### EXERCISE BRIEF
Present the following entries again, word for word and in full.

### DATA SUPPLIED
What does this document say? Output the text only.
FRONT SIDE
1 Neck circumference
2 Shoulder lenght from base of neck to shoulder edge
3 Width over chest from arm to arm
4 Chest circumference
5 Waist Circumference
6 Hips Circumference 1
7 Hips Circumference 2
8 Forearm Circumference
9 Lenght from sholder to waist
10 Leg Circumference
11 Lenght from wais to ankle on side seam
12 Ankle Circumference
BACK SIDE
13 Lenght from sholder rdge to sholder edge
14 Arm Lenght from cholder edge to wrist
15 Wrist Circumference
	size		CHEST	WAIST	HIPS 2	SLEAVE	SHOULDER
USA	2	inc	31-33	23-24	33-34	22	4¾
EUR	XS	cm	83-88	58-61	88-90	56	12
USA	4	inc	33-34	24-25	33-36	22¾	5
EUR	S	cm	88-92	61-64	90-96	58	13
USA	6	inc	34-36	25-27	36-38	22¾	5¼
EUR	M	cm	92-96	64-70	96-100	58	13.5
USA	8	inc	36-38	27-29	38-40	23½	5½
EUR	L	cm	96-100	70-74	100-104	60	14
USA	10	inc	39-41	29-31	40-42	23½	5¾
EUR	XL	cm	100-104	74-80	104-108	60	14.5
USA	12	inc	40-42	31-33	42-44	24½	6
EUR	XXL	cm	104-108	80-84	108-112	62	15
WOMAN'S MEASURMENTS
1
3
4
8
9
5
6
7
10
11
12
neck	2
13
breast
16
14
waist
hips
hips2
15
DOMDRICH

### SOLUTION TO THIS PROBLEM
What does this document say? Output the text only.
FRONT SIDE
1 Neck circumference
2 Shoulder lenght from base of neck to shoulder edge
3 Width over chest from arm to arm
4 Chest circumference
5 Waist Circumference
6 Hips Circumference 1
7 Hips Circumference 2
8 Forearm Circumference
9 Lenght from sholder to waist
10 Leg Circumference
11 Lenght from wais to ankle on side seam
12 Ankle Circumference
BACK SIDE
13 Lenght from sholder rdge to sholder edge
14 Arm Lenght from cholder edge to wrist
15 Wrist Circumference
	size		CHEST	WAIST	HIPS 2	SLEAVE	SHOULDER
USA	2	inc	31-33	23-24	33-34	22	4¾
EUR	XS	cm	83-88	58-61	88-90	56	12
USA	4	inc	33-34	24-25	33-36	22¾	5
EUR	S	cm	88-92	61-64	90-96	58	13
USA	6	inc	34-36	25-27	36-38	22¾	5¼
EUR	M	cm	92-96	64-70	96-100	58	13.5
USA	8	inc	36-38	27-29	38-40	23½	5½
EUR	L	cm	96-100	70-74	100-104	60	14
USA	10	inc	39-41	29-31	40-42	23½	5¾
EUR	XL	cm	100-104	74-80	104-108	60	14.5
USA	12	inc	40-42	31-33	42-44	24½	6
EUR	XXL	cm	104-108	80-84	108-112	62	15
WOMAN'S MEASURMENTS
1
3
4
8
9
5
6
7
10
11
12
neck	2
13
breast
16
14
waist
hips
hips2
15
DOMDRICH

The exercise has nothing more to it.